■ PROBLEM DESCRIPTION ■
Extract the complete listing and output it unchanged.

■ DATA LINES ■

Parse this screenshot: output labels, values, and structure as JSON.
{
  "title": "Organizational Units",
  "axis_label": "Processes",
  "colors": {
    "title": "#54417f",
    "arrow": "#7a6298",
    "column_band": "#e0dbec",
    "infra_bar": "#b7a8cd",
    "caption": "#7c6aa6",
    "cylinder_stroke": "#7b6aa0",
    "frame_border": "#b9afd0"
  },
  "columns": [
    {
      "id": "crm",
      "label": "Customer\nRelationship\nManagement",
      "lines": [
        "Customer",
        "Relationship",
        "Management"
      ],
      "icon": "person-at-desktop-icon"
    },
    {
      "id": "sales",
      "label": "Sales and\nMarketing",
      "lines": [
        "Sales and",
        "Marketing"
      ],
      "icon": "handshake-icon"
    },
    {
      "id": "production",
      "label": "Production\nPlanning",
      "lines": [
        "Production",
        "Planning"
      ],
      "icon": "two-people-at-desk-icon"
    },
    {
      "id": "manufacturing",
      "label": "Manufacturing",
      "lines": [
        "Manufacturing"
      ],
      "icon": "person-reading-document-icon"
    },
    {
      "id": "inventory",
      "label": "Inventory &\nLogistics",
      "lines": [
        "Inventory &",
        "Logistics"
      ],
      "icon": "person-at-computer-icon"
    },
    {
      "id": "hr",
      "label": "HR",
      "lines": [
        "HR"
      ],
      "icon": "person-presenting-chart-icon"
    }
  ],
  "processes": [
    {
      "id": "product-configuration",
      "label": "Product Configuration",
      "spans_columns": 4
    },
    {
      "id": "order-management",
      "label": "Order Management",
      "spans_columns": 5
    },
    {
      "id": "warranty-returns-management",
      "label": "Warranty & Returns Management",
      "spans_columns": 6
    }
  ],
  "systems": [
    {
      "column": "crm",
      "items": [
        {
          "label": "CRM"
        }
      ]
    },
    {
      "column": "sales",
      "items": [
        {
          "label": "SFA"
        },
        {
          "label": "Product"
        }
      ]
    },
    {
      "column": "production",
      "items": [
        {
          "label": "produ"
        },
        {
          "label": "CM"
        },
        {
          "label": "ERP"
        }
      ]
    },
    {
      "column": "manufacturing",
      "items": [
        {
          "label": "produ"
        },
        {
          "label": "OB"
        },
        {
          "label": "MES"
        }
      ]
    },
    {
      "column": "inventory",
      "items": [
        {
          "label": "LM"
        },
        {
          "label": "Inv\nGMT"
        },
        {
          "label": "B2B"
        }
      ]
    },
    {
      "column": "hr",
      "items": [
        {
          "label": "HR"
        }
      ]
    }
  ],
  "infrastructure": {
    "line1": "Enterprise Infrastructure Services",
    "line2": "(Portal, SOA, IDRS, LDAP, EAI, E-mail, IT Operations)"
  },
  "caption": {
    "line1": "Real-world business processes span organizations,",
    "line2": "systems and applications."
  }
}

■ TASK SOLUTION ■
Parse this screenshot: output labels, values, and structure as JSON.
{
  "title": "Organizational Units",
  "axis_label": "Processes",
  "colors": {
    "title": "#54417f",
    "arrow": "#7a6298",
    "column_band": "#e0dbec",
    "infra_bar": "#b7a8cd",
    "caption": "#7c6aa6",
    "cylinder_stroke": "#7b6aa0",
    "frame_border": "#b9afd0"
  },
  "columns": [
    {
      "id": "crm",
      "label": "Customer\nRelationship\nManagement",
      "lines": [
        "Customer",
        "Relationship",
        "Management"
      ],
      "icon": "person-at-desktop-icon"
    },
    {
      "id": "sales",
      "label": "Sales and\nMarketing",
      "lines": [
        "Sales and",
        "Marketing"
      ],
      "icon": "handshake-icon"
    },
    {
      "id": "production",
      "label": "Production\nPlanning",
      "lines": [
        "Production",
        "Planning"
      ],
      "icon": "two-people-at-desk-icon"
    },
    {
      "id": "manufacturing",
      "label": "Manufacturing",
      "lines": [
        "Manufacturing"
      ],
      "icon": "person-reading-document-icon"
    },
    {
      "id": "inventory",
      "label": "Inventory &\nLogistics",
      "lines": [
        "Inventory &",
        "Logistics"
      ],
      "icon": "person-at-computer-icon"
    },
    {
      "id": "hr",
      "label": "HR",
      "lines": [
        "HR"
      ],
      "icon": "person-presenting-chart-icon"
    }
  ],
  "processes": [
    {
      "id": "product-configuration",
      "label": "Product Configuration",
      "spans_columns": 4
    },
    {
      "id": "order-management",
      "label": "Order Management",
      "spans_columns": 5
    },
    {
      "id": "warranty-returns-management",
      "label": "Warranty & Returns Management",
      "spans_columns": 6
    }
  ],
  "systems": [
    {
      "column": "crm",
      "items": [
        {
          "label": "CRM"
        }
      ]
    },
    {
      "column": "sales",
      "items": [
        {
          "label": "SFA"
        },
        {
          "label": "Product"
        }
      ]
    },
    {
      "column": "production",
      "items": [
        {
          "label": "produ"
        },
        {
          "label": "CM"
        },
        {
          "label": "ERP"
        }
      ]
    },
    {
      "column": "manufacturing",
      "items": [
        {
          "label": "produ"
        },
        {
          "label": "OB"
        },
        {
          "label": "MES"
        }
      ]
    },
    {
      "column": "inventory",
      "items": [
        {
          "label": "LM"
        },
        {
          "label": "Inv\nGMT"
        },
        {
          "label": "B2B"
        }
      ]
    },
    {
      "column": "hr",
      "items": [
        {
          "label": "HR"
        }
      ]
    }
  ],
  "infrastructure": {
    "line1": "Enterprise Infrastructure Services",
    "line2": "(Portal, SOA, IDRS, LDAP, EAI, E-mail, IT Operations)"
  },
  "caption": {
    "line1": "Real-world business processes span organizations,",
    "line2": "systems and applications."
  }
}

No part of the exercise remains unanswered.